--- BEGIN THE INPUT ---
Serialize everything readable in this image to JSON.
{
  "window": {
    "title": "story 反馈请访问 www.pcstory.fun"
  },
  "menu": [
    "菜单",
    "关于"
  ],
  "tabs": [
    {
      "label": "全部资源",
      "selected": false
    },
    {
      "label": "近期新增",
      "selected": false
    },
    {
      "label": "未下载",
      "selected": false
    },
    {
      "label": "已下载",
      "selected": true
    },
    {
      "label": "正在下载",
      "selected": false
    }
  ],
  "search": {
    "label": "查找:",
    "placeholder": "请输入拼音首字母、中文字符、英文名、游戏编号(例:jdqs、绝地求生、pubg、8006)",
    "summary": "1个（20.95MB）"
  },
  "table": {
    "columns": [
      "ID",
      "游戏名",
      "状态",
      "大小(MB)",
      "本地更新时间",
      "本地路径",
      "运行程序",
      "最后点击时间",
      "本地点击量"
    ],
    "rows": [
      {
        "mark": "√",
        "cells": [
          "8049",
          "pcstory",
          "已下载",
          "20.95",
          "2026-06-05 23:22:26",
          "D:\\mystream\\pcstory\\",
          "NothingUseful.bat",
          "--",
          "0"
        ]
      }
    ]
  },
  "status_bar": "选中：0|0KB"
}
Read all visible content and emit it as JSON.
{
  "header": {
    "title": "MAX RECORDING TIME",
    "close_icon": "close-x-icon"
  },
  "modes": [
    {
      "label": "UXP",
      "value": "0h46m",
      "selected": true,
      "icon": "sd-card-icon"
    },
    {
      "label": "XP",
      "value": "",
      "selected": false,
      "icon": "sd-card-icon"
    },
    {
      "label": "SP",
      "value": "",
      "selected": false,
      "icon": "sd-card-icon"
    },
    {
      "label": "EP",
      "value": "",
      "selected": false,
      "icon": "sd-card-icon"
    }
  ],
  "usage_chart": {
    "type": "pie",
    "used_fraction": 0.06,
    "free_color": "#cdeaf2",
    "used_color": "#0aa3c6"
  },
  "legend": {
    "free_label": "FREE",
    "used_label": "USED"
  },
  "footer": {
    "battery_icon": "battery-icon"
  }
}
--- END THE INPUT ---
- [GOAL OF THE EXERCISE] From the listing above, extract every line exactly as it stands.

- [COMPLETE ANSWER]
Serialize everything readable in this image to JSON.
{
  "window": {
    "title": "story 反馈请访问 www.pcstory.fun"
  },
  "menu": [
    "菜单",
    "关于"
  ],
  "tabs": [
    {
      "label": "全部资源",
      "selected": false
    },
    {
      "label": "近期新增",
      "selected": false
    },
    {
      "label": "未下载",
      "selected": false
    },
    {
      "label": "已下载",
      "selected": true
    },
    {
      "label": "正在下载",
      "selected": false
    }
  ],
  "search": {
    "label": "查找:",
    "placeholder": "请输入拼音首字母、中文字符、英文名、游戏编号(例:jdqs、绝地求生、pubg、8006)",
    "summary": "1个（20.95MB）"
  },
  "table": {
    "columns": [
      "ID",
      "游戏名",
      "状态",
      "大小(MB)",
      "本地更新时间",
      "本地路径",
      "运行程序",
      "最后点击时间",
      "本地点击量"
    ],
    "rows": [
      {
        "mark": "√",
        "cells": [
          "8049",
          "pcstory",
          "已下载",
          "20.95",
          "2026-06-05 23:22:26",
          "D:\\mystream\\pcstory\\",
          "NothingUseful.bat",
          "--",
          "0"
        ]
      }
    ]
  },
  "status_bar": "选中：0|0KB"
}
Read all visible content and emit it as JSON.
{
  "header": {
    "title": "MAX RECORDING TIME",
    "close_icon": "close-x-icon"
  },
  "modes": [
    {
      "label": "UXP",
      "value": "0h46m",
      "selected": true,
      "icon": "sd-card-icon"
    },
    {
      "label": "XP",
      "value": "",
      "selected": false,
      "icon": "sd-card-icon"
    },
    {
      "label": "SP",
      "value": "",
      "selected": false,
      "icon": "sd-card-icon"
    },
    {
      "label": "EP",
      "value": "",
      "selected": false,
      "icon": "sd-card-icon"
    }
  ],
  "usage_chart": {
    "type": "pie",
    "used_fraction": 0.06,
    "free_color": "#cdeaf2",
    "used_color": "#0aa3c6"
  },
  "legend": {
    "free_label": "FREE",
    "used_label": "USED"
  },
  "footer": {
    "battery_icon": "battery-icon"
  }
}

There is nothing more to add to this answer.